**Source material**:
···

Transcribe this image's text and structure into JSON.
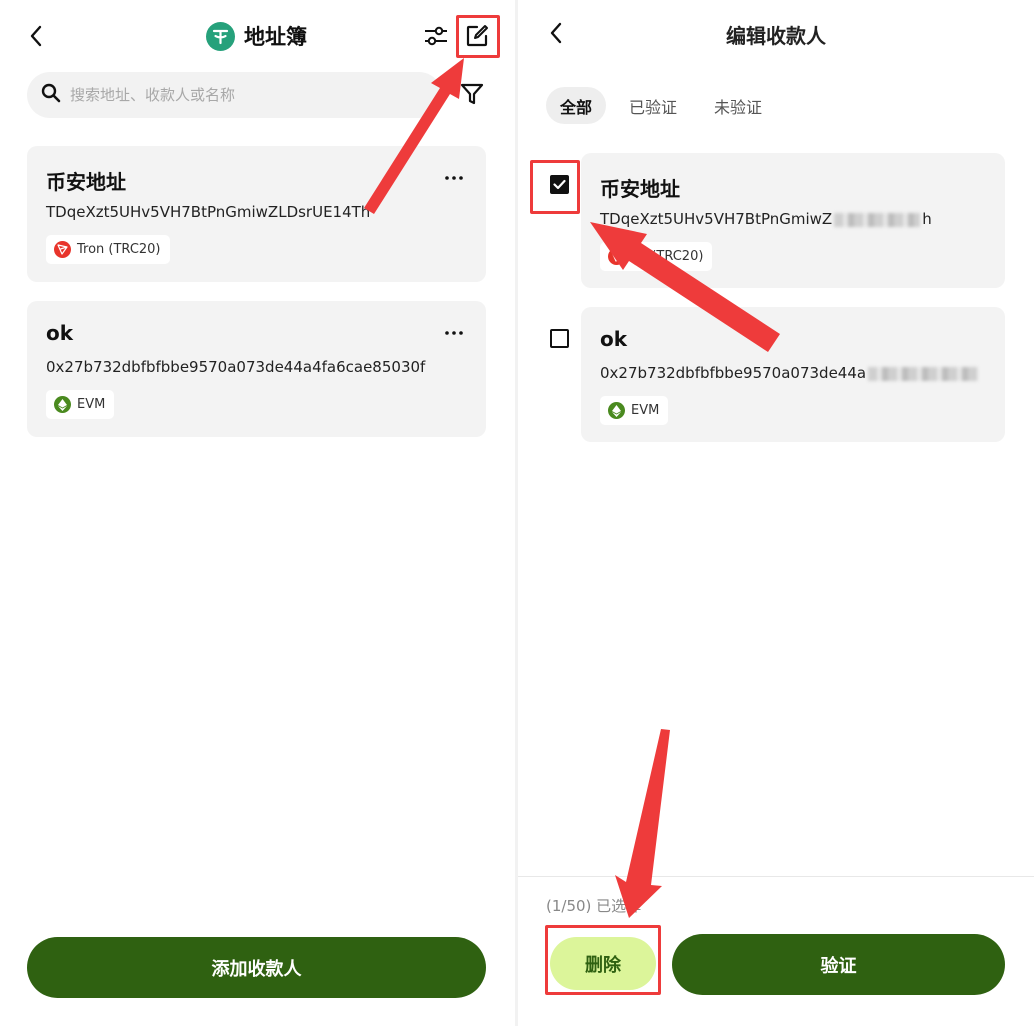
{
  "colors": {
    "brand_green": "#2f6111",
    "delete_bg": "#dcf59a",
    "annotation_red": "#ee3b3b",
    "tron_red": "#e8342b",
    "evm_green": "#4a8a1f",
    "usdt_green": "#26a17b"
  },
  "left": {
    "title": "地址簿",
    "search": {
      "placeholder": "搜索地址、收款人或名称",
      "value": ""
    },
    "icons": [
      "back-icon",
      "usdt-icon",
      "sliders-icon",
      "edit-icon",
      "search-icon",
      "filter-icon",
      "more-icon"
    ],
    "cards": [
      {
        "name": "币安地址",
        "address": "TDqeXzt5UHv5VH7BtPnGmiwZLDsrUE14Th",
        "network": "Tron (TRC20)"
      },
      {
        "name": "ok",
        "address": "0x27b732dbfbfbbe9570a073de44a4fa6cae85030f",
        "network": "EVM"
      }
    ],
    "add_button": "添加收款人"
  },
  "right": {
    "title": "编辑收款人",
    "tabs": [
      {
        "label": "全部",
        "active": true
      },
      {
        "label": "已验证",
        "active": false
      },
      {
        "label": "未验证",
        "active": false
      }
    ],
    "cards": [
      {
        "name": "币安地址",
        "address_visible": "TDqeXzt5UHv5VH7BtPnGmiwZ",
        "address_tail": "h",
        "network": "on (TRC20)",
        "checked": true
      },
      {
        "name": "ok",
        "address_visible": "0x27b732dbfbfbbe9570a073de44a",
        "address_tail": "",
        "network": "EVM",
        "checked": false
      }
    ],
    "selected_count": "(1/50) 已选择",
    "delete_button": "删除",
    "verify_button": "验证"
  }
}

···

**Task requirements**: Pick out each line above that includes "network" and show it.

**Expected answer**:
        "network": "Tron (TRC20)"
        "network": "EVM"
        "network": "on (TRC20)",
        "network": "EVM",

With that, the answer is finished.